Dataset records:
● ● ● ● ● ● ●
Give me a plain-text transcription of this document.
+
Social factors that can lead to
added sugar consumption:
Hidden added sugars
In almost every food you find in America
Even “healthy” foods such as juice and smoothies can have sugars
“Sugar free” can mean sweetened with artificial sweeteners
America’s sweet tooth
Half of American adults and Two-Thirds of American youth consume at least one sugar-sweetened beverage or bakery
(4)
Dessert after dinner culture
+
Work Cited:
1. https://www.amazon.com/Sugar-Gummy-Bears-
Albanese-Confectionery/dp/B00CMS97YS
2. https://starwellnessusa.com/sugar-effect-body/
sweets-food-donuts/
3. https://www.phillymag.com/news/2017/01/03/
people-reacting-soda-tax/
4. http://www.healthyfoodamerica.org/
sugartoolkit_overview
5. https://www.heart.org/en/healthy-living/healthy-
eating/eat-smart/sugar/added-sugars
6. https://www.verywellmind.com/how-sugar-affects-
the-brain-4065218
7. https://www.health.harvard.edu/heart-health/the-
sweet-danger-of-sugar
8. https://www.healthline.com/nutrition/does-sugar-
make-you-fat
● ● ● ● ● ● ●
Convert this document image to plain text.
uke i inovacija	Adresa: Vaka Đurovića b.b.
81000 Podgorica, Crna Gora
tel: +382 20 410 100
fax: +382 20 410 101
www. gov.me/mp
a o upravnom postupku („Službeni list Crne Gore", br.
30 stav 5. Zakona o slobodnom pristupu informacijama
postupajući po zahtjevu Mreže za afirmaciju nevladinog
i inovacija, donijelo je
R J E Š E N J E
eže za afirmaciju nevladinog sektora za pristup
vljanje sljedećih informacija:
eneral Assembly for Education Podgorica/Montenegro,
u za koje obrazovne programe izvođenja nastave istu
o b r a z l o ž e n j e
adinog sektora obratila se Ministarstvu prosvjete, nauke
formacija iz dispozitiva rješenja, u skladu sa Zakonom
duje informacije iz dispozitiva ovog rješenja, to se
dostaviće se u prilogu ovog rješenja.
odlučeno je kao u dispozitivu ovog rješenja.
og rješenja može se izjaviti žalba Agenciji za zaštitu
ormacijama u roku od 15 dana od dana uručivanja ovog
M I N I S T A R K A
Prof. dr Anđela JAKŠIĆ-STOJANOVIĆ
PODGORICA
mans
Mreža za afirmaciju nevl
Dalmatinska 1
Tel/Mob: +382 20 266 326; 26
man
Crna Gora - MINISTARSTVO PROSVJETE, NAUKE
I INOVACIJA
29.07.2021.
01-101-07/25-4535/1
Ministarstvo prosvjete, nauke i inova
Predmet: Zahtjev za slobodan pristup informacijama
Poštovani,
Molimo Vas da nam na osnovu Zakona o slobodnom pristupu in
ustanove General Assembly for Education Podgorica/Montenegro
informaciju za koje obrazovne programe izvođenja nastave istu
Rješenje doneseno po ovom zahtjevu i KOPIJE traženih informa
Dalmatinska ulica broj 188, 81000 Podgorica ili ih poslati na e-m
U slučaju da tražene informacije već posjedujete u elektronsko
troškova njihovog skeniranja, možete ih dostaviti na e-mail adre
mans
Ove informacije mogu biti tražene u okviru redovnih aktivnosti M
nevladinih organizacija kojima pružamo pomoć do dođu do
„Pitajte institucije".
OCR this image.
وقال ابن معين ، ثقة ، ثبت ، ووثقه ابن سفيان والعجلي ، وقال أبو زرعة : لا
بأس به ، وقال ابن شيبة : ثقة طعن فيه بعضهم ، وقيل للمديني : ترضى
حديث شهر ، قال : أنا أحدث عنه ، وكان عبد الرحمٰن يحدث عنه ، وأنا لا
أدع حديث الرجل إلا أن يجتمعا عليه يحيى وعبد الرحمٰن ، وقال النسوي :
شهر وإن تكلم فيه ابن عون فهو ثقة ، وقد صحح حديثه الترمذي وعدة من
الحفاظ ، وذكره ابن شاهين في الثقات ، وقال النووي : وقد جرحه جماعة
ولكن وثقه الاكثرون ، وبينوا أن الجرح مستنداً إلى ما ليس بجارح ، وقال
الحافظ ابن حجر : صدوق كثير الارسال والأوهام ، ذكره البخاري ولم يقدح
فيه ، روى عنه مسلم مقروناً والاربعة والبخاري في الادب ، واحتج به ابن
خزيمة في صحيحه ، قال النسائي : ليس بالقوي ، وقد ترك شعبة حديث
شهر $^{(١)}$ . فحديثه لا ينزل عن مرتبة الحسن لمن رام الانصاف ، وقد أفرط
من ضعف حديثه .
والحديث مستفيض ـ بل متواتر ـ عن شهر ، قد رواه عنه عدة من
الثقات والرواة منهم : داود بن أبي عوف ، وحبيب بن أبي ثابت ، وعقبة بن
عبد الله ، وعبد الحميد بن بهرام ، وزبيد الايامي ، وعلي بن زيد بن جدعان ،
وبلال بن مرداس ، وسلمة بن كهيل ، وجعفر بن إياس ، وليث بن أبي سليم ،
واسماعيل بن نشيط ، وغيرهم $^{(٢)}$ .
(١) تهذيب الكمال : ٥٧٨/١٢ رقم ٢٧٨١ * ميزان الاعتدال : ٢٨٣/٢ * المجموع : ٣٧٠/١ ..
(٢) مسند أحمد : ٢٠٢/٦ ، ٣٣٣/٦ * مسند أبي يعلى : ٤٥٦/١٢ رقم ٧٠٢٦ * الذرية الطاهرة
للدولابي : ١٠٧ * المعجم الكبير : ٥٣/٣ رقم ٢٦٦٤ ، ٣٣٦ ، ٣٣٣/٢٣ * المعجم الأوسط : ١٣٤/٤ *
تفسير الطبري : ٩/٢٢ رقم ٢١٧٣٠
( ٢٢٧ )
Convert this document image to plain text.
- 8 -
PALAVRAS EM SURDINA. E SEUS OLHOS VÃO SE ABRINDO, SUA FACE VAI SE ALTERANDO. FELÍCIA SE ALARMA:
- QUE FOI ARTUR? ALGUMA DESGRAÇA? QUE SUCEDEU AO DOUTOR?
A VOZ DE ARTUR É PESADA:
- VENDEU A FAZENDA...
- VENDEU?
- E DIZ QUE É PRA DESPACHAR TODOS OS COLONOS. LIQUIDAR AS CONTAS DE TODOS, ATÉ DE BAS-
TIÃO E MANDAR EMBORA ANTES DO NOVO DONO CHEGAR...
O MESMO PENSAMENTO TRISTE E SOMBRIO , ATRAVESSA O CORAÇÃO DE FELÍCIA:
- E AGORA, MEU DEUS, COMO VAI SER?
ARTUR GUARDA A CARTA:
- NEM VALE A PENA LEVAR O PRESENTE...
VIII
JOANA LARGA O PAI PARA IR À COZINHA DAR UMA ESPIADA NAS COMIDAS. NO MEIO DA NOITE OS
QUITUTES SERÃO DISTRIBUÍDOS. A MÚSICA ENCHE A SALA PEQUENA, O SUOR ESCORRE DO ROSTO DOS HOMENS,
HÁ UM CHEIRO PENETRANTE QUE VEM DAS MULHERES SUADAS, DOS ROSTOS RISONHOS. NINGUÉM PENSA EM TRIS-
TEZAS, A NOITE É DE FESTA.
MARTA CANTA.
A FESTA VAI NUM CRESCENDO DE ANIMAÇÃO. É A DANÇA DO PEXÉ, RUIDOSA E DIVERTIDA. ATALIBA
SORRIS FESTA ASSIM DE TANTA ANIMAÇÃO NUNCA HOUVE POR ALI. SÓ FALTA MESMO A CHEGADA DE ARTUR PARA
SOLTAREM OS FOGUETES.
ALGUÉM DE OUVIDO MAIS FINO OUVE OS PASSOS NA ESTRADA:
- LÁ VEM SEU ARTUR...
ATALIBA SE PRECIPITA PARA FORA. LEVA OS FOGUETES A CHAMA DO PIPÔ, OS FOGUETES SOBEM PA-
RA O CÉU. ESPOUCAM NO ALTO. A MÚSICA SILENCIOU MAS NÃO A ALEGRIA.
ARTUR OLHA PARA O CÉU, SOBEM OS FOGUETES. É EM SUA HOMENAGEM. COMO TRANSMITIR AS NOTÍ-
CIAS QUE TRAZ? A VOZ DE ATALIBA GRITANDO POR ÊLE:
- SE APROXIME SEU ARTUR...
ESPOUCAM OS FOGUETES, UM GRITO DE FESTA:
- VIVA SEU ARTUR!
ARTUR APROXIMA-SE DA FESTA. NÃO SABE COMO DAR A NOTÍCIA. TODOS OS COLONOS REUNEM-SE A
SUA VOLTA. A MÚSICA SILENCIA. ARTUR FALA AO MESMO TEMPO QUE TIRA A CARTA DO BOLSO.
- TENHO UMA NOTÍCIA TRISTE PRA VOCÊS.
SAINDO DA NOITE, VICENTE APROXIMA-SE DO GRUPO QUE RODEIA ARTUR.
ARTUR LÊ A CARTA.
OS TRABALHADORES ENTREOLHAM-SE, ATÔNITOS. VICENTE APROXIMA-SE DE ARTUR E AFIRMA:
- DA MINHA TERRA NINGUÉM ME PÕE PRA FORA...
● ● ● ● ● ● ●
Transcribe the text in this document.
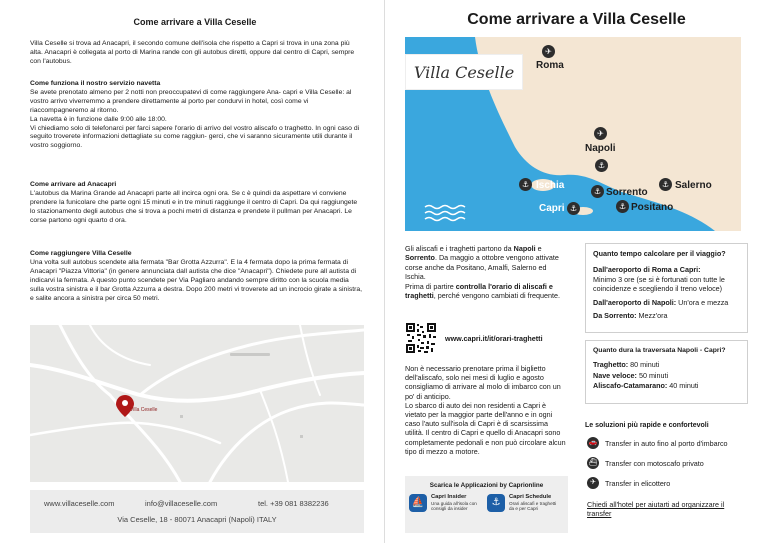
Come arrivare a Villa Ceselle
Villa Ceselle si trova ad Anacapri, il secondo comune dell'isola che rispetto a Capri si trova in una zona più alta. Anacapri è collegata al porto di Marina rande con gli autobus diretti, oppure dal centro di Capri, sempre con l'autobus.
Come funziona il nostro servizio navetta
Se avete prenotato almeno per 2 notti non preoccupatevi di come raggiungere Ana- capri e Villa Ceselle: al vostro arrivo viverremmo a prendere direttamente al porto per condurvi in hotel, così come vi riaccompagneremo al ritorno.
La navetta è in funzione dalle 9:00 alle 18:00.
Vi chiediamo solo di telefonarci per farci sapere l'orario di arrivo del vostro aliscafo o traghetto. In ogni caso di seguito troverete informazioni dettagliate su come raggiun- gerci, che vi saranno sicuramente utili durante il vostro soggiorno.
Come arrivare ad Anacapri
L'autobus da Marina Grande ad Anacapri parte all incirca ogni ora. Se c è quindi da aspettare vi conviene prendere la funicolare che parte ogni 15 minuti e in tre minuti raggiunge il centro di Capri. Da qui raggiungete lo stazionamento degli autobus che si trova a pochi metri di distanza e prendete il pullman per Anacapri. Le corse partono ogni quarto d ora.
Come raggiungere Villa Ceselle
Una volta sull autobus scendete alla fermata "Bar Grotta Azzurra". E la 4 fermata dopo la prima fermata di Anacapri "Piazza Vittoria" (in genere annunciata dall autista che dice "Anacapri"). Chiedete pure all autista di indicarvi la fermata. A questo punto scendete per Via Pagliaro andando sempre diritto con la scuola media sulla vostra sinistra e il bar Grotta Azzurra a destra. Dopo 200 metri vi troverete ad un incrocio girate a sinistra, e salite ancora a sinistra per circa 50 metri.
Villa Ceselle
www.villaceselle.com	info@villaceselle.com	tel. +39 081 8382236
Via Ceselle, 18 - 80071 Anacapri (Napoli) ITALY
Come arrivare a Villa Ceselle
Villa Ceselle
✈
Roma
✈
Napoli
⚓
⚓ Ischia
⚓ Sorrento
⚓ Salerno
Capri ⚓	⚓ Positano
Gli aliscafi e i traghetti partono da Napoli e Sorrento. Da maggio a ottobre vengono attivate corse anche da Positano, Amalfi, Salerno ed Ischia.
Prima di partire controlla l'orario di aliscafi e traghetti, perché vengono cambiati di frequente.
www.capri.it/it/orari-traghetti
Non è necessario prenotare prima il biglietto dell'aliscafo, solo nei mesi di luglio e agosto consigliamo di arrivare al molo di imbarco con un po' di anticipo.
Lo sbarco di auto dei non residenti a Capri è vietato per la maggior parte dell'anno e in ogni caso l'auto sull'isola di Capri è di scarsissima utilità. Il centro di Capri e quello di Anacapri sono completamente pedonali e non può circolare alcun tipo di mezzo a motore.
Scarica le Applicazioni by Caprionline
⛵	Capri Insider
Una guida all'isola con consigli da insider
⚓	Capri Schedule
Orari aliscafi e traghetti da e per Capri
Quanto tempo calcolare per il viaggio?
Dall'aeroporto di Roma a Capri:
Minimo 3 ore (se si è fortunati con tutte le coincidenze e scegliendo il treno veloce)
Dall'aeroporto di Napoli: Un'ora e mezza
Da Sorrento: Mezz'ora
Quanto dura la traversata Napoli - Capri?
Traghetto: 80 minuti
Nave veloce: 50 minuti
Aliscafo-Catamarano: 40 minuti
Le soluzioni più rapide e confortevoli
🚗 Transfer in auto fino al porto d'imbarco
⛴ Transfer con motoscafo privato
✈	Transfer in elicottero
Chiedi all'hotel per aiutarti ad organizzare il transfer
● ● ● ● ● ● ●
# [Stated problem]
Find the word "FELÍCIA" in the records and pull out each line that has it.

# [Output of the task]
PALAVRAS EM SURDINA. E SEUS OLHOS VÃO SE ABRINDO, SUA FACE VAI SE ALTERANDO. FELÍCIA SE ALARMA:
O MESMO PENSAMENTO TRISTE E SOMBRIO , ATRAVESSA O CORAÇÃO DE FELÍCIA:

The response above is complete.